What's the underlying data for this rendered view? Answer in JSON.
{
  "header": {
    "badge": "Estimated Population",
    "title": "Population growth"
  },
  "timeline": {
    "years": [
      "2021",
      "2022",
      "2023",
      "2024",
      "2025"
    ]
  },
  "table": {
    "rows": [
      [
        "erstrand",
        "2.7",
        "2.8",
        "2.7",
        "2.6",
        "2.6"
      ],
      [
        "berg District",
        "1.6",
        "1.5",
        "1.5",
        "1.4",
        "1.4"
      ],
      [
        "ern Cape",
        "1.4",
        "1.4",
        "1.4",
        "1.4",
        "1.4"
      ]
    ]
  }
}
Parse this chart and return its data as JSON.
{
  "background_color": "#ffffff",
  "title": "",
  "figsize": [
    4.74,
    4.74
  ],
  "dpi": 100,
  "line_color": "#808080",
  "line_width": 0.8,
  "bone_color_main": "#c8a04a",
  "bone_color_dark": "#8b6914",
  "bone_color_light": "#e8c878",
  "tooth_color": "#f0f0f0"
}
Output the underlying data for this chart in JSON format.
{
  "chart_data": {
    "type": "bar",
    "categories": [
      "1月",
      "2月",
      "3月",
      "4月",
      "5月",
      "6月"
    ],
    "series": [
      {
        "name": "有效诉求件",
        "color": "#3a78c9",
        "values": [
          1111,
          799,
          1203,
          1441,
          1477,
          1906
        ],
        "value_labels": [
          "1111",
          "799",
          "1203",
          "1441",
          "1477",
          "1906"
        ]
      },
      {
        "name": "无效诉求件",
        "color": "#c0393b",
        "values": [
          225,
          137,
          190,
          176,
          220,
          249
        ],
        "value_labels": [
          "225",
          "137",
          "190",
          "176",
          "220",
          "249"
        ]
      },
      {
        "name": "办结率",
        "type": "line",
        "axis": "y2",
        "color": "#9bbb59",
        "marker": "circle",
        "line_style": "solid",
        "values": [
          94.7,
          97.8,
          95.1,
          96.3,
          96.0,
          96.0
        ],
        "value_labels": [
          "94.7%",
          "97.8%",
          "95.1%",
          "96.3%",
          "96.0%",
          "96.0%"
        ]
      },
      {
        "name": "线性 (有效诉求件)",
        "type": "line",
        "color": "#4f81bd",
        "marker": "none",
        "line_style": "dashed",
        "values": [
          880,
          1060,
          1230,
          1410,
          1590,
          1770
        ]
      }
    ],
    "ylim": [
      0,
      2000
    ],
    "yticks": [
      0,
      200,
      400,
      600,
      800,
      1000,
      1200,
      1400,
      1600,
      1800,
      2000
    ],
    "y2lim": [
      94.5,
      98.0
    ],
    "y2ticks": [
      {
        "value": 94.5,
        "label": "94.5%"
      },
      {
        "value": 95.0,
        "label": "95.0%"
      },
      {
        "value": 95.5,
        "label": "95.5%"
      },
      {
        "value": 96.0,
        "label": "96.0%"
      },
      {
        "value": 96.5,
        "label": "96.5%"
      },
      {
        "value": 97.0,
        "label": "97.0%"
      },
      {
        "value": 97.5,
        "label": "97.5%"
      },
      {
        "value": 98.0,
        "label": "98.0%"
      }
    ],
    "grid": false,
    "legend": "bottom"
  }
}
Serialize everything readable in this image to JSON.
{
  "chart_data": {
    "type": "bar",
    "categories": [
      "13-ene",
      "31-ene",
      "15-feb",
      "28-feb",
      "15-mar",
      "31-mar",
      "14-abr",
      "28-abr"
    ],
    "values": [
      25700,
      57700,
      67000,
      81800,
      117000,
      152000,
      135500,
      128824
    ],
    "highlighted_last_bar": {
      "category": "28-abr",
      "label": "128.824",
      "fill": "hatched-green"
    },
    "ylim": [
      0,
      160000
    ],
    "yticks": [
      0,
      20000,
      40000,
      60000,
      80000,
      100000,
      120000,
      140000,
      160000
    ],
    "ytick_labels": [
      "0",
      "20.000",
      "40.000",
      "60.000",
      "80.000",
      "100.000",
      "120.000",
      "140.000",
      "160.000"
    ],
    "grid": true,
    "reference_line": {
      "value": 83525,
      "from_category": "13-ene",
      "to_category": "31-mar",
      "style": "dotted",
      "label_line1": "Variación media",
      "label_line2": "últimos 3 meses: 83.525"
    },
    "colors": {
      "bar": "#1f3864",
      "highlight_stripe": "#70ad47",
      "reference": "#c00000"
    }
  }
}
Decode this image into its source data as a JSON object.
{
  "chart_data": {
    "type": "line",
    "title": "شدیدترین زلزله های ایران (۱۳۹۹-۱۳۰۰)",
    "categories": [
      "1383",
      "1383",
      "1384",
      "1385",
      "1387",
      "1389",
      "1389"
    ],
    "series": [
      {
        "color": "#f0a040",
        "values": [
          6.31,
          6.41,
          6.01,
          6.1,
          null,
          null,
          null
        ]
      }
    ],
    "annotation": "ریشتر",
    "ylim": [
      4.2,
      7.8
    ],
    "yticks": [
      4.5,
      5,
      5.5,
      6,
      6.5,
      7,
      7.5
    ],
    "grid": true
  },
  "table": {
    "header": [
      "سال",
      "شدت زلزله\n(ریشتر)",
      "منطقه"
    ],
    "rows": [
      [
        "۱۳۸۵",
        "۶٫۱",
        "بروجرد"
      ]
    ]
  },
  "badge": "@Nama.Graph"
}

##############################

Work through the listing above and report how many lines include the string "JSON", with no other text.

5